Provided entries:
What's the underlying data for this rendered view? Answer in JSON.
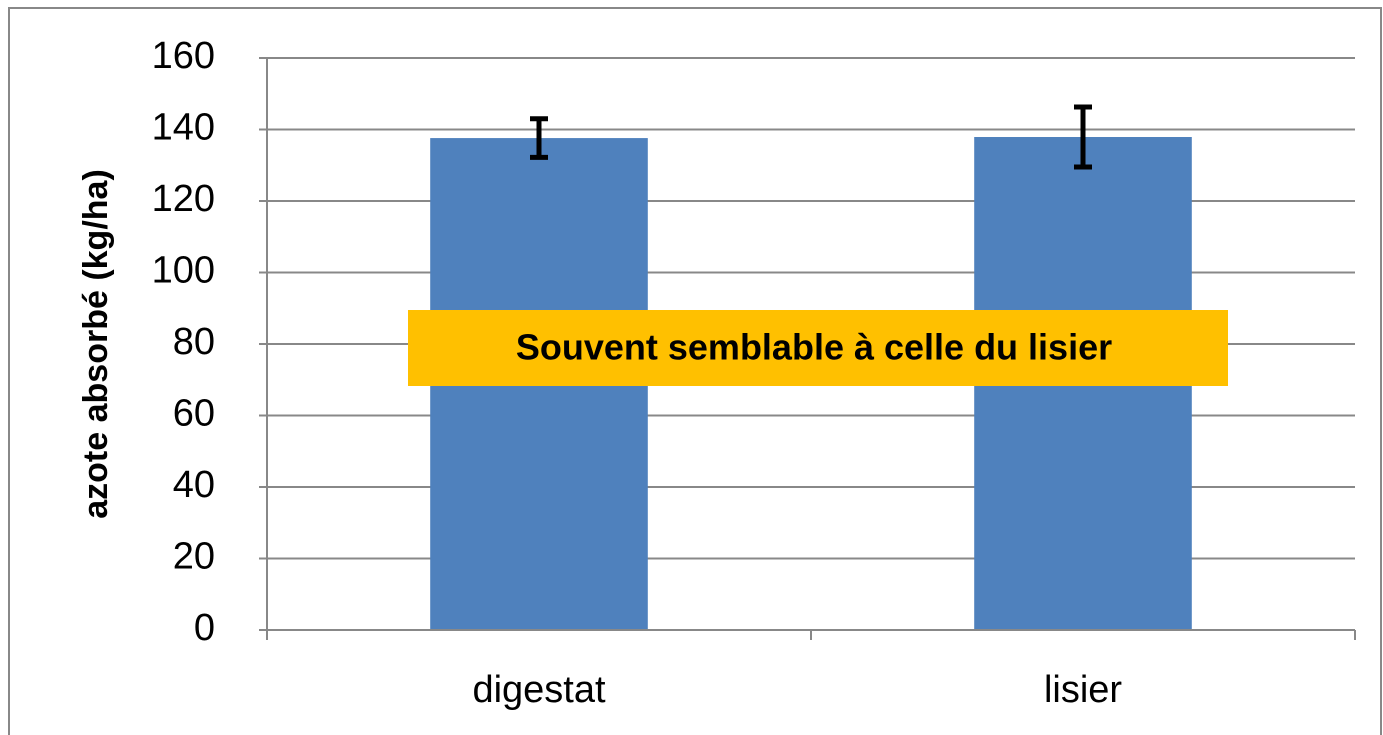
{
  "chart_data": {
    "type": "bar",
    "y_label": "azote absorbé (kg/ha)",
    "categories": [
      "digestat",
      "lisier"
    ],
    "values": [
      137.6,
      137.9
    ],
    "errors": [
      5.4,
      8.4
    ],
    "color": "#4f81bd",
    "ylim": [
      0,
      160
    ],
    "yticks": [
      0,
      20,
      40,
      60,
      80,
      100,
      120,
      140,
      160
    ],
    "grid": true,
    "annotation": "Souvent semblable à celle du lisier"
  }
}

Problem description:
Output each line exactly; omit every picture.

Response:
What's the underlying data for this rendered view? Answer in JSON.
{
  "chart_data": {
    "type": "bar",
    "y_label": "azote absorbé (kg/ha)",
    "categories": [
      "digestat",
      "lisier"
    ],
    "values": [
      137.6,
      137.9
    ],
    "errors": [
      5.4,
      8.4
    ],
    "color": "#4f81bd",
    "ylim": [
      0,
      160
    ],
    "yticks": [
      0,
      20,
      40,
      60,
      80,
      100,
      120,
      140,
      160
    ],
    "grid": true,
    "annotation": "Souvent semblable à celle du lisier"
  }
}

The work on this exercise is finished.